Entries with figure data:
--------------------------------

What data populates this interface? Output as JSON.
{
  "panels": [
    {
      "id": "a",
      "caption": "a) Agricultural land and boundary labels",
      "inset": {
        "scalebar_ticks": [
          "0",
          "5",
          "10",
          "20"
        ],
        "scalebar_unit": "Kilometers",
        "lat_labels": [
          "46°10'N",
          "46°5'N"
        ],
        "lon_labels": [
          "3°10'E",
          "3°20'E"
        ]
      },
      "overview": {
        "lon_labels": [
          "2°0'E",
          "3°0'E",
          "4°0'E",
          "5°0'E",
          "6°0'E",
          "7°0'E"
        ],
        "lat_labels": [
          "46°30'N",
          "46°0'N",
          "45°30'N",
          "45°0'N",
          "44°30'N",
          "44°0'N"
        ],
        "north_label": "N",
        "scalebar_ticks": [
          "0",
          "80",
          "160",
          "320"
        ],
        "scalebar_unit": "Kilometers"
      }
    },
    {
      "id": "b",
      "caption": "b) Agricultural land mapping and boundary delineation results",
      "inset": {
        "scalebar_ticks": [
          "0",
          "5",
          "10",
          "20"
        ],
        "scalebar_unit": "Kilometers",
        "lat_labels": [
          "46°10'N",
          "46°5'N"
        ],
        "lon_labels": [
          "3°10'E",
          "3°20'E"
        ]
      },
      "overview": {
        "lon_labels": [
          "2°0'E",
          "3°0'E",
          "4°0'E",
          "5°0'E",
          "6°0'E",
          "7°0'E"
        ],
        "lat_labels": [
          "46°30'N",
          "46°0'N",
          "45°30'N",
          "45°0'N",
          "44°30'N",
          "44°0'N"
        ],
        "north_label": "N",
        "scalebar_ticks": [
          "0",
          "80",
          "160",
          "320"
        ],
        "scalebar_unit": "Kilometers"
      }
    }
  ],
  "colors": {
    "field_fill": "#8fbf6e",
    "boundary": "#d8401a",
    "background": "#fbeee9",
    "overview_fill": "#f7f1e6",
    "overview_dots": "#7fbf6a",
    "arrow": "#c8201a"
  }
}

--------------------------------

EXERCISE INSTRUCTIONS -> For the entries above, count the lines that contain the string "boundary", and state that number without further comment.

THE SOLUTION -> 3